- **SOURCE EXCERPT**:
───

198. The respondent in order to discharge its burden to prove price manipulation, submitted before us that the appellant no. 1 coerced price discovery by placing sell orders for 1.95 crore RPL shares in the cash segment during the last 10 minutes of the settlement date, 29.11.2007. The respondent has contended that the appellant no. 1 made the aforesaid trades because it was apprehensive that the price of the RPL shares would increase which might cause it to suffer low profits in the futures segment. It was submitted that the sale of 1.95 crore shares in the cash segment was a pre-planned strategy to depress the share price and hence, was found to be fraudulent. Accordingly, the respondent has prayed for the disgorgement of the profits gained by the appellant no. 1 in the futures segment.

199. In our considered opinion, the aforesaid submission presents an unlikely situation. We say so because the appellant no. 1 was the promoter of RPL with 75% shareholding in the same. Even when the appellant no. 1 decided to sell 5%, it continued to retain 70% shares. A decrease in the prices of RPL would naturally lead to a depreciation in the valuation of the 70% that the appellant continued to hold. Therefore, for a promoter, especially one with 70% holding, it is quite unlikely that it would even allow such decrease in valuation, let alone actively causing the artificial decrease in prices.

200. Be that as it may, even if we restrict ourselves to narrower considerations presented to us by the facts in the instant matter, the submission of the respondent still remains unlikely. We find this to be so because the appellant no. 1 had sold only around 18 crore shares out of the total 22.5 crore shares that were planned to be sold initially. A perusal of the pattern of the trades made by the appellant no. 1 shows that during the period between 13.11.2007 and 23.11.2007, the least price acceptable to the appellant no. 1 to sell the RPL shares was about Rs. 208-209/- per share. The perusal of the materials placed on record indicates that the prices stayed below Rs. 208/- per share till 29.11.2007, even decreasing as much as Rs. 190/- per share.

201. If we look at the trades of 1.95 crore shares sold during the last 10 minutes on 29.11.2007, we find that the lowest price at which the appellant no. 1 had placed its sell orders was Rs. 210/- per share. The respondent has submitted that because this figure was less than the LTP, the intention of the appellant no. 1 could only have been to cause downward pressure on the RPL share price to gain unlawful profits in the futures market.

202. On the other hand, the appellant no. 1 has submitted that it never sold shares below the price of Rs. 208 including on the last day, i.e., 29.11.2007. Though the price of the RPL shares were expected to continue following the bearish trend, the same unexpectedly rose to Rs. 224.70/- per share at 3:21 PM. However, when the appellant no. 1 began placing its sell orders for 1.95 crore shares in tranches, it realised that its asked prices were not being met. Therefore, the appellant no. 1 thought it fit to discount its sell price to ensure that its order gets fulfilled during the short phase of price hike caused by unknown factors.

203. It was also submitted by the appellant no. 1 that the respondent has not inquired into simultaneous 1.06 crore shares sold in the cash segment during the same time and only pinned the blame of market manipulation on the appellant no. 1.

───

- **PROMPT A**:
Answer these questions from the excerpt on the RPL share sales, marking your answers (i), (ii) and (iii):
(i) What percentage of RPL shares did appellant no. 1 hold as promoter?
(ii) To what price did the RPL shares unexpectedly rise at 3:21 PM?
(iii) How many shares sold simultaneously in the cash segment does appellant no. 1 say the respondent did not inquire into?

───

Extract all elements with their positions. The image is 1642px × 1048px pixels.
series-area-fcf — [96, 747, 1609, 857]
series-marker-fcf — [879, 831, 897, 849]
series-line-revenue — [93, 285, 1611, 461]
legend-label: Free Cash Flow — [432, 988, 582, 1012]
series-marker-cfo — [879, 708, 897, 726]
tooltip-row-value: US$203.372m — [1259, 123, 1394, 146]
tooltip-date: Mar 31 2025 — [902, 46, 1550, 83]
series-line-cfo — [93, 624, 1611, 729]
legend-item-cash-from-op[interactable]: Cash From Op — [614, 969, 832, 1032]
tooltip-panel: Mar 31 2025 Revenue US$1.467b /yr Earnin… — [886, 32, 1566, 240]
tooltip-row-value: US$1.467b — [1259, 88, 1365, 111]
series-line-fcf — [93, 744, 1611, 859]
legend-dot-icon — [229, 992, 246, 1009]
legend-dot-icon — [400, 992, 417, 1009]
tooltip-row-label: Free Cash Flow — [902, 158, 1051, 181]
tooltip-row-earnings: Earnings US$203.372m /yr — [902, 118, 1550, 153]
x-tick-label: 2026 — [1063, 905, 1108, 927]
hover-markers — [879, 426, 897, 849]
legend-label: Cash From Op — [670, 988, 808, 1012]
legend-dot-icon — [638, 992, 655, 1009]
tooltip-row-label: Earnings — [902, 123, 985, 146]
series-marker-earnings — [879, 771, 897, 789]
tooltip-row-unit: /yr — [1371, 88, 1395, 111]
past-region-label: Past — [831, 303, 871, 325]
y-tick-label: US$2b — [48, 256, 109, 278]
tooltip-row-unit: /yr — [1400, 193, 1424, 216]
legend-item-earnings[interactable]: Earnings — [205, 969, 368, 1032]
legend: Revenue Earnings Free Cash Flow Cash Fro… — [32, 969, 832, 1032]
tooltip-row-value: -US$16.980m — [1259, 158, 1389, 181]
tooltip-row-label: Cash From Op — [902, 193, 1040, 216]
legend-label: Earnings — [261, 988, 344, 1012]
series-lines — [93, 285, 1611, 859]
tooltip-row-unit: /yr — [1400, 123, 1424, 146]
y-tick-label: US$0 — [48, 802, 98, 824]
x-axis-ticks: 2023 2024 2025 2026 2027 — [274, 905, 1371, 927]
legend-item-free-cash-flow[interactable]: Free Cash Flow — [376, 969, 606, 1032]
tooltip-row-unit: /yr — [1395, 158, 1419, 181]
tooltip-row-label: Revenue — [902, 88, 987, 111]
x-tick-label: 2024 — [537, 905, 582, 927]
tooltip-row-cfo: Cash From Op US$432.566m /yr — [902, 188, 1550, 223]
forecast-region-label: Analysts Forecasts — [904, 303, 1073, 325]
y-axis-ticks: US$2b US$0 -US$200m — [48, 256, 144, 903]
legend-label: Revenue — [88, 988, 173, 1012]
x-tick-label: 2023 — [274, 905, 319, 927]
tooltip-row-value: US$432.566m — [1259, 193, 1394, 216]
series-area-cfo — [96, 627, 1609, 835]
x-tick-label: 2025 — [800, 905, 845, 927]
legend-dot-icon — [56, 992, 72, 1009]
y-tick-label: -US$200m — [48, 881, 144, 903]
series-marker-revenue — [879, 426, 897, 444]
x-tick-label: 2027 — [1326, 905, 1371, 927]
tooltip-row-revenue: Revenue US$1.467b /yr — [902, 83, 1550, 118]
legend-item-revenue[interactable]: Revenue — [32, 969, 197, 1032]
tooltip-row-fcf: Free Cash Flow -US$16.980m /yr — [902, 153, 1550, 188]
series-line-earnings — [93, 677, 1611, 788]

───

- **PROMPT B**:
Turn the part of the entries that opens with their first line and closes with the line containing "series-line-cfo — [93, 624, 1611, 729]" into a Markdown table with the columns Row and Content. Number each line in Row, and leave out any blank lines.

- **WORKED SOLUTION A**:
(i) 75%
(ii) Rs. 224.70/- per share
(iii) 1.06 crore shares

- **WORKED SOLUTION B**:
| Row | Content |
|---|---|
| 1 | Extract all elements with their positions. The image is 1642px × 1048px pixels. |
| 2 | series-area-fcf — [96, 747, 1609, 857] |
| 3 | series-marker-fcf — [879, 831, 897, 849] |
| 4 | series-line-revenue — [93, 285, 1611, 461] |
| 5 | legend-label: Free Cash Flow — [432, 988, 582, 1012] |
| 6 | series-marker-cfo — [879, 708, 897, 726] |
| 7 | tooltip-row-value: US$203.372m — [1259, 123, 1394, 146] |
| 8 | tooltip-date: Mar 31 2025 — [902, 46, 1550, 83] |
| 9 | series-line-cfo — [93, 624, 1611, 729] |